* SUPPLIED INFORMATION:
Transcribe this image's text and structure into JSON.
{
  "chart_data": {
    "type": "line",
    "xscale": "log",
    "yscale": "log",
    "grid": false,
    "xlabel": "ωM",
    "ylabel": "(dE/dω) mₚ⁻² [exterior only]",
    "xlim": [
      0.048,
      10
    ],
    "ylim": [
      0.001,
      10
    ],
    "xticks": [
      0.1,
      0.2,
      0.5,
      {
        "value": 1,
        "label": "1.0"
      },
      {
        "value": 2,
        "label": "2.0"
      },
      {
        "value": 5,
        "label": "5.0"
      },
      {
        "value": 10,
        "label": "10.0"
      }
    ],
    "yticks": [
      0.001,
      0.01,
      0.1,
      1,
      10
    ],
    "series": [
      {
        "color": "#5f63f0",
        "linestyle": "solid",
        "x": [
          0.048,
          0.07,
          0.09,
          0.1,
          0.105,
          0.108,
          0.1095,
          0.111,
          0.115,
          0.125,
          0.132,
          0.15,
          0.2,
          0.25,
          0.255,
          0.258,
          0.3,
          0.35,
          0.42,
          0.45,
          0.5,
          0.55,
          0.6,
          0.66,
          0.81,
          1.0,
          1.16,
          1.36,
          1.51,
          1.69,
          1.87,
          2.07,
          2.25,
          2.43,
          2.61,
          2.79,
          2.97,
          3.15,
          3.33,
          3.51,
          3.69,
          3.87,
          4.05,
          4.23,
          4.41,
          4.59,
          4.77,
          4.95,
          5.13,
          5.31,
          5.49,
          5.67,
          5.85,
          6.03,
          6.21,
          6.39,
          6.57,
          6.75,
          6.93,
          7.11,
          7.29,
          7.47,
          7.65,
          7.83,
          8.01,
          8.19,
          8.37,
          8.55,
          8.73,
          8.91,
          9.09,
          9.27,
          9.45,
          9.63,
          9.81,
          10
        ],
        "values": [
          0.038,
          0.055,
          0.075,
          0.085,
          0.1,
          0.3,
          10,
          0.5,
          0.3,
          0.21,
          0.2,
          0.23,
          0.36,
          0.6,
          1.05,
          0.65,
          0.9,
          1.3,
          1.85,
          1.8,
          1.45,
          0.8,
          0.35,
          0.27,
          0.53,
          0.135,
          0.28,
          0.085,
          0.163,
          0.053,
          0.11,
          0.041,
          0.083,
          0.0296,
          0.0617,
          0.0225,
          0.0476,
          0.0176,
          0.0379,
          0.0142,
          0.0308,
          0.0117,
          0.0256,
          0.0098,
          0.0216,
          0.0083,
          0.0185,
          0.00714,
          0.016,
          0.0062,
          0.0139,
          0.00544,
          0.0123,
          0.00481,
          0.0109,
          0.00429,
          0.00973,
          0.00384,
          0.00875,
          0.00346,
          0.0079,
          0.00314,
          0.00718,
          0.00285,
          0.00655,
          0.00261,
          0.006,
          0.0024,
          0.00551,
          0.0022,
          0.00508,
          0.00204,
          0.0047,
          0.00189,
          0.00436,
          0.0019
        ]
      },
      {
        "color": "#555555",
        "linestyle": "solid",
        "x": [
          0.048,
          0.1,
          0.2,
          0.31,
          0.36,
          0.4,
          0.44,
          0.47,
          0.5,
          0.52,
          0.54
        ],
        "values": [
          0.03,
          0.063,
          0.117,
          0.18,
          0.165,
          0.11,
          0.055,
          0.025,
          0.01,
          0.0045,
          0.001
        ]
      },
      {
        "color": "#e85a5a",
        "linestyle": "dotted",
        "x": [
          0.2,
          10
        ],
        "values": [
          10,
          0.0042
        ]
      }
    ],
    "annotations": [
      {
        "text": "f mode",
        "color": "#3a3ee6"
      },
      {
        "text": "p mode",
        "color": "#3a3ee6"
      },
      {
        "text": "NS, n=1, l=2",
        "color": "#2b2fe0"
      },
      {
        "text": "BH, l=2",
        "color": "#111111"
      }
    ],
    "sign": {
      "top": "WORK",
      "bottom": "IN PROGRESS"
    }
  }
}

* OBJECTIVE: Repeat the data exactly. Leave nothing out.

* FINISHED TASK:
Transcribe this image's text and structure into JSON.
{
  "chart_data": {
    "type": "line",
    "xscale": "log",
    "yscale": "log",
    "grid": false,
    "xlabel": "ωM",
    "ylabel": "(dE/dω) mₚ⁻² [exterior only]",
    "xlim": [
      0.048,
      10
    ],
    "ylim": [
      0.001,
      10
    ],
    "xticks": [
      0.1,
      0.2,
      0.5,
      {
        "value": 1,
        "label": "1.0"
      },
      {
        "value": 2,
        "label": "2.0"
      },
      {
        "value": 5,
        "label": "5.0"
      },
      {
        "value": 10,
        "label": "10.0"
      }
    ],
    "yticks": [
      0.001,
      0.01,
      0.1,
      1,
      10
    ],
    "series": [
      {
        "color": "#5f63f0",
        "linestyle": "solid",
        "x": [
          0.048,
          0.07,
          0.09,
          0.1,
          0.105,
          0.108,
          0.1095,
          0.111,
          0.115,
          0.125,
          0.132,
          0.15,
          0.2,
          0.25,
          0.255,
          0.258,
          0.3,
          0.35,
          0.42,
          0.45,
          0.5,
          0.55,
          0.6,
          0.66,
          0.81,
          1.0,
          1.16,
          1.36,
          1.51,
          1.69,
          1.87,
          2.07,
          2.25,
          2.43,
          2.61,
          2.79,
          2.97,
          3.15,
          3.33,
          3.51,
          3.69,
          3.87,
          4.05,
          4.23,
          4.41,
          4.59,
          4.77,
          4.95,
          5.13,
          5.31,
          5.49,
          5.67,
          5.85,
          6.03,
          6.21,
          6.39,
          6.57,
          6.75,
          6.93,
          7.11,
          7.29,
          7.47,
          7.65,
          7.83,
          8.01,
          8.19,
          8.37,
          8.55,
          8.73,
          8.91,
          9.09,
          9.27,
          9.45,
          9.63,
          9.81,
          10
        ],
        "values": [
          0.038,
          0.055,
          0.075,
          0.085,
          0.1,
          0.3,
          10,
          0.5,
          0.3,
          0.21,
          0.2,
          0.23,
          0.36,
          0.6,
          1.05,
          0.65,
          0.9,
          1.3,
          1.85,
          1.8,
          1.45,
          0.8,
          0.35,
          0.27,
          0.53,
          0.135,
          0.28,
          0.085,
          0.163,
          0.053,
          0.11,
          0.041,
          0.083,
          0.0296,
          0.0617,
          0.0225,
          0.0476,
          0.0176,
          0.0379,
          0.0142,
          0.0308,
          0.0117,
          0.0256,
          0.0098,
          0.0216,
          0.0083,
          0.0185,
          0.00714,
          0.016,
          0.0062,
          0.0139,
          0.00544,
          0.0123,
          0.00481,
          0.0109,
          0.00429,
          0.00973,
          0.00384,
          0.00875,
          0.00346,
          0.0079,
          0.00314,
          0.00718,
          0.00285,
          0.00655,
          0.00261,
          0.006,
          0.0024,
          0.00551,
          0.0022,
          0.00508,
          0.00204,
          0.0047,
          0.00189,
          0.00436,
          0.0019
        ]
      },
      {
        "color": "#555555",
        "linestyle": "solid",
        "x": [
          0.048,
          0.1,
          0.2,
          0.31,
          0.36,
          0.4,
          0.44,
          0.47,
          0.5,
          0.52,
          0.54
        ],
        "values": [
          0.03,
          0.063,
          0.117,
          0.18,
          0.165,
          0.11,
          0.055,
          0.025,
          0.01,
          0.0045,
          0.001
        ]
      },
      {
        "color": "#e85a5a",
        "linestyle": "dotted",
        "x": [
          0.2,
          10
        ],
        "values": [
          10,
          0.0042
        ]
      }
    ],
    "annotations": [
      {
        "text": "f mode",
        "color": "#3a3ee6"
      },
      {
        "text": "p mode",
        "color": "#3a3ee6"
      },
      {
        "text": "NS, n=1, l=2",
        "color": "#2b2fe0"
      },
      {
        "text": "BH, l=2",
        "color": "#111111"
      }
    ],
    "sign": {
      "top": "WORK",
      "bottom": "IN PROGRESS"
    }
  }
}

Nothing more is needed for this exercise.